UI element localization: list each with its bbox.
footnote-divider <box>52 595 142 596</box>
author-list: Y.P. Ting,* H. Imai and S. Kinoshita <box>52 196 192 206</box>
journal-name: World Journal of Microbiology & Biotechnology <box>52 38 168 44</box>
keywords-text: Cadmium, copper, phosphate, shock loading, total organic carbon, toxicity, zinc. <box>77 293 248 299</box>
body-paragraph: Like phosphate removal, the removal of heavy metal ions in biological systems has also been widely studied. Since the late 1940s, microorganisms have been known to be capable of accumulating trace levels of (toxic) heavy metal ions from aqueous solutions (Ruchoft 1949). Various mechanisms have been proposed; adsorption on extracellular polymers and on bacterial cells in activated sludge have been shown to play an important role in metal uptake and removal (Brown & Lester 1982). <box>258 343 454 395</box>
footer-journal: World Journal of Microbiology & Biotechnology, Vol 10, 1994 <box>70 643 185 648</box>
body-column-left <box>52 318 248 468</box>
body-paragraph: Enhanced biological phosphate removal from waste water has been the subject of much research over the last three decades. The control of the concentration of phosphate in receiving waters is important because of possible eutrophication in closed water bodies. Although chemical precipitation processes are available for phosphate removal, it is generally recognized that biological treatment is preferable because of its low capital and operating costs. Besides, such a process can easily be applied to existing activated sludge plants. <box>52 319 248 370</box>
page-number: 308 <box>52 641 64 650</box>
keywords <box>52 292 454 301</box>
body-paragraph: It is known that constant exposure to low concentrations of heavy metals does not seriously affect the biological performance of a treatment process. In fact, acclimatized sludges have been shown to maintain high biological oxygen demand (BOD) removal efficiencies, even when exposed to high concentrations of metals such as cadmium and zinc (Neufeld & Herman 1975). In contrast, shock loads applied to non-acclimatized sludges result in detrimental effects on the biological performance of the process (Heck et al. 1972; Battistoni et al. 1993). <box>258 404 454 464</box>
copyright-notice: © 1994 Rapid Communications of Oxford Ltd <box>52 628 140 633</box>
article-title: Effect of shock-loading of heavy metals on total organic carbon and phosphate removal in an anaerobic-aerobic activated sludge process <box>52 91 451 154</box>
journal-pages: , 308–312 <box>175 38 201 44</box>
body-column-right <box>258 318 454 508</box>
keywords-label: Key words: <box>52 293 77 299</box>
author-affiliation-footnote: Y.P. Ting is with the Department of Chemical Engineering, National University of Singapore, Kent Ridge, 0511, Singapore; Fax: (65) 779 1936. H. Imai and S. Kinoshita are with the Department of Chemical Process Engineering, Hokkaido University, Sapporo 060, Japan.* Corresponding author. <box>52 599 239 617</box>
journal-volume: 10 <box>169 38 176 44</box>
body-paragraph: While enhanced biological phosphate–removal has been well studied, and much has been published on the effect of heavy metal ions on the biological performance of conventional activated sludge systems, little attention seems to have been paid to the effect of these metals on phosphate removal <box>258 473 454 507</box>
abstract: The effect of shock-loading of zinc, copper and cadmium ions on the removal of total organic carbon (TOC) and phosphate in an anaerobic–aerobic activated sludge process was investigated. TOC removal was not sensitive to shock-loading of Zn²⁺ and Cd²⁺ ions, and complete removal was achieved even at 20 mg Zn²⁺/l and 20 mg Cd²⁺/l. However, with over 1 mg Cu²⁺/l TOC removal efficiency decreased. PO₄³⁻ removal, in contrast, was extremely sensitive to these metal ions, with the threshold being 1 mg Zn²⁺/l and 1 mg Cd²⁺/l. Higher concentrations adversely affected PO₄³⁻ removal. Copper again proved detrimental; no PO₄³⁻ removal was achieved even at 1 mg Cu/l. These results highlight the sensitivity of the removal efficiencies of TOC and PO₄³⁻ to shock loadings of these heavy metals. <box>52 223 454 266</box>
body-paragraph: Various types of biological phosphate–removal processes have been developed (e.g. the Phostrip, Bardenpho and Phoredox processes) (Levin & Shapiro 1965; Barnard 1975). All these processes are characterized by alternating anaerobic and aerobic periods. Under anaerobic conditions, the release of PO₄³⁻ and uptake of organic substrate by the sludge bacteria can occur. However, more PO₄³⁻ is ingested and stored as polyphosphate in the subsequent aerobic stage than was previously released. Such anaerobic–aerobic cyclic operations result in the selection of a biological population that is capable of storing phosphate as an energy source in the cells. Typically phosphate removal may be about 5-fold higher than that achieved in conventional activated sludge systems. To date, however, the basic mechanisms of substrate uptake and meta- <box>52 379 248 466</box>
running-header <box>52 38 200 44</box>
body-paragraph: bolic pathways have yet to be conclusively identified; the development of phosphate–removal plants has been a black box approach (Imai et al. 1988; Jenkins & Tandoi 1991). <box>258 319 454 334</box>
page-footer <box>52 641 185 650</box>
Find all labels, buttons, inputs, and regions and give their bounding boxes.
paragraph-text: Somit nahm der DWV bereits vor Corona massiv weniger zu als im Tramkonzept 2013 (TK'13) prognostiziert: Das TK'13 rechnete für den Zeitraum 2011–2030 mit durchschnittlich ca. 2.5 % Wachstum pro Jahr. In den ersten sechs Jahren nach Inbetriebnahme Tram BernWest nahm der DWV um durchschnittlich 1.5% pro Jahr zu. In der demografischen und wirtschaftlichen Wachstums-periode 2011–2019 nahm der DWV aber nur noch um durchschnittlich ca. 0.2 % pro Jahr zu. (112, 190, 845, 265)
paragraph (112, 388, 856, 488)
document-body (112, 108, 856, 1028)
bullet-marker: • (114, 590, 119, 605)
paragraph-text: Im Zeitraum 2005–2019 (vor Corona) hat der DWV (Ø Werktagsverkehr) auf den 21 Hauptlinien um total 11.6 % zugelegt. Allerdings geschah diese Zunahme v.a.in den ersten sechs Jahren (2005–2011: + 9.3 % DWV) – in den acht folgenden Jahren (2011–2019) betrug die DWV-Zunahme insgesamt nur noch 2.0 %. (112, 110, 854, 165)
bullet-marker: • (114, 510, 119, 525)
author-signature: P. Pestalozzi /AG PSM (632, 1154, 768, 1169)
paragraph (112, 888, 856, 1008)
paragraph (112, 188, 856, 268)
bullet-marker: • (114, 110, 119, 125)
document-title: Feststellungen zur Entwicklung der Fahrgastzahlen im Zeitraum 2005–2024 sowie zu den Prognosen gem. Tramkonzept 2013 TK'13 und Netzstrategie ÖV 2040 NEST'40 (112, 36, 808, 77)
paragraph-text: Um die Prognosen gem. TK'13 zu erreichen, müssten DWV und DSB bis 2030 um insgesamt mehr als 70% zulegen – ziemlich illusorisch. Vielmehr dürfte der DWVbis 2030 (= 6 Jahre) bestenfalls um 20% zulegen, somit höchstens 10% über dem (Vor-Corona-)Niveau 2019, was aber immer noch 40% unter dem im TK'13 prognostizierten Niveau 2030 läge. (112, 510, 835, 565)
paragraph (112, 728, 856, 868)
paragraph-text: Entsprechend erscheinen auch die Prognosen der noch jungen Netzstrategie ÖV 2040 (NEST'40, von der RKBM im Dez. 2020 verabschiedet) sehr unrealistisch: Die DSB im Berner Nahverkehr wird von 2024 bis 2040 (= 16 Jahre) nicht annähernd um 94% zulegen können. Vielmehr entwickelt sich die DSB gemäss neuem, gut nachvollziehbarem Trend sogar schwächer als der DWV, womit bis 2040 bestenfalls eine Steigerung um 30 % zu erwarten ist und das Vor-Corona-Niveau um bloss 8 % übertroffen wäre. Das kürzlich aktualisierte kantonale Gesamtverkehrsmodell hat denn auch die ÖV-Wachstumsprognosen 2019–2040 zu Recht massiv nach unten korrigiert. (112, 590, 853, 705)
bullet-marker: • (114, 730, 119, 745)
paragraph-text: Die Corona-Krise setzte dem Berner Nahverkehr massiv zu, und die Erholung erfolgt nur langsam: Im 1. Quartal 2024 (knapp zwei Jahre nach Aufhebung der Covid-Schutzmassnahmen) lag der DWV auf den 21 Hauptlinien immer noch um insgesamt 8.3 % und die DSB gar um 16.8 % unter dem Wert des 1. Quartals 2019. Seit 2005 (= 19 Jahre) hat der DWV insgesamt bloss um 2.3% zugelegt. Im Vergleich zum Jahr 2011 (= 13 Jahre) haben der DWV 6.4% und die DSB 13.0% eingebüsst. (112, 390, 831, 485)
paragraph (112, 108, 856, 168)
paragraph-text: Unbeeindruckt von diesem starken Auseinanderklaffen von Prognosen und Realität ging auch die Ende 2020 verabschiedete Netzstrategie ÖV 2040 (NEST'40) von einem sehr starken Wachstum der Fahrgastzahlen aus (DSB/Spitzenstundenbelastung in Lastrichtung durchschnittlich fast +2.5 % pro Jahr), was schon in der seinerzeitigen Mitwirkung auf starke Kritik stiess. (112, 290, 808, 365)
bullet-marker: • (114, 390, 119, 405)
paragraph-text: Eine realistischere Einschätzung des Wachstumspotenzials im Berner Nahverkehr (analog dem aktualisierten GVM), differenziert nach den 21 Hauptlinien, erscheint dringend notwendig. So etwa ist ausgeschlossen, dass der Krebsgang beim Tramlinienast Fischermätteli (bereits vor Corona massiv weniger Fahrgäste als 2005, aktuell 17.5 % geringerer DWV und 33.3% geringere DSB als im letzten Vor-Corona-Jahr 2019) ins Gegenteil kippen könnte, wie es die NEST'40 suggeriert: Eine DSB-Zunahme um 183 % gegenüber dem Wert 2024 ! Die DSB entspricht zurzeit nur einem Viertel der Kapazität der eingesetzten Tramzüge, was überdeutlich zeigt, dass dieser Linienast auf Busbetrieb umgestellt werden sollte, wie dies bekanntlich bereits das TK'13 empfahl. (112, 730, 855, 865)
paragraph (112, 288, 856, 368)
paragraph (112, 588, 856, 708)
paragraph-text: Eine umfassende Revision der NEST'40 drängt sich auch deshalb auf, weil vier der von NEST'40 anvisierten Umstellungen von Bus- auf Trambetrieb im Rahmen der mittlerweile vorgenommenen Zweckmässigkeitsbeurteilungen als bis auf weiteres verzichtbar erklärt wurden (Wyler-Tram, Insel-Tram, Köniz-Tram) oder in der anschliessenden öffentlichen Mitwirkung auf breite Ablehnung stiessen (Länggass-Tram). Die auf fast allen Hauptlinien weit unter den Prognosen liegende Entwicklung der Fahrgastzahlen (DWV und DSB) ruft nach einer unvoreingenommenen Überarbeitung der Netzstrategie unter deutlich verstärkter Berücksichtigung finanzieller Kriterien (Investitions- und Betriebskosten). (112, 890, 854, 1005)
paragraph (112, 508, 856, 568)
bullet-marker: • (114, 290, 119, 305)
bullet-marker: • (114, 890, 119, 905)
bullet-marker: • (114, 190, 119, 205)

════════════════

Return all lines in the data that include the word "sechs".

paragraph-text: Somit nahm der DWV bereits vor Corona massiv weniger zu als im Tramkonzept 2013 (TK'13) prognostiziert: Das TK'13 rechnete für den Zeitraum 2011–2030 mit durchschnittlich ca. 2.5 % Wachstum pro Jahr. In den ersten sechs Jahren nach Inbetriebnahme Tram BernWest nahm der DWV um durchschnittlich 1.5% pro Jahr zu. In der demografischen und wirtschaftlichen Wachstums-periode 2011–2019 nahm der DWV aber nur noch um durchschnittlich ca. 0.2 % pro Jahr zu. (112, 190, 845, 265)
paragraph-text: Im Zeitraum 2005–2019 (vor Corona) hat der DWV (Ø Werktagsverkehr) auf den 21 Hauptlinien um total 11.6 % zugelegt. Allerdings geschah diese Zunahme v.a.in den ersten sechs Jahren (2005–2011: + 9.3 % DWV) – in den acht folgenden Jahren (2011–2019) betrug die DWV-Zunahme insgesamt nur noch 2.0 %. (112, 110, 854, 165)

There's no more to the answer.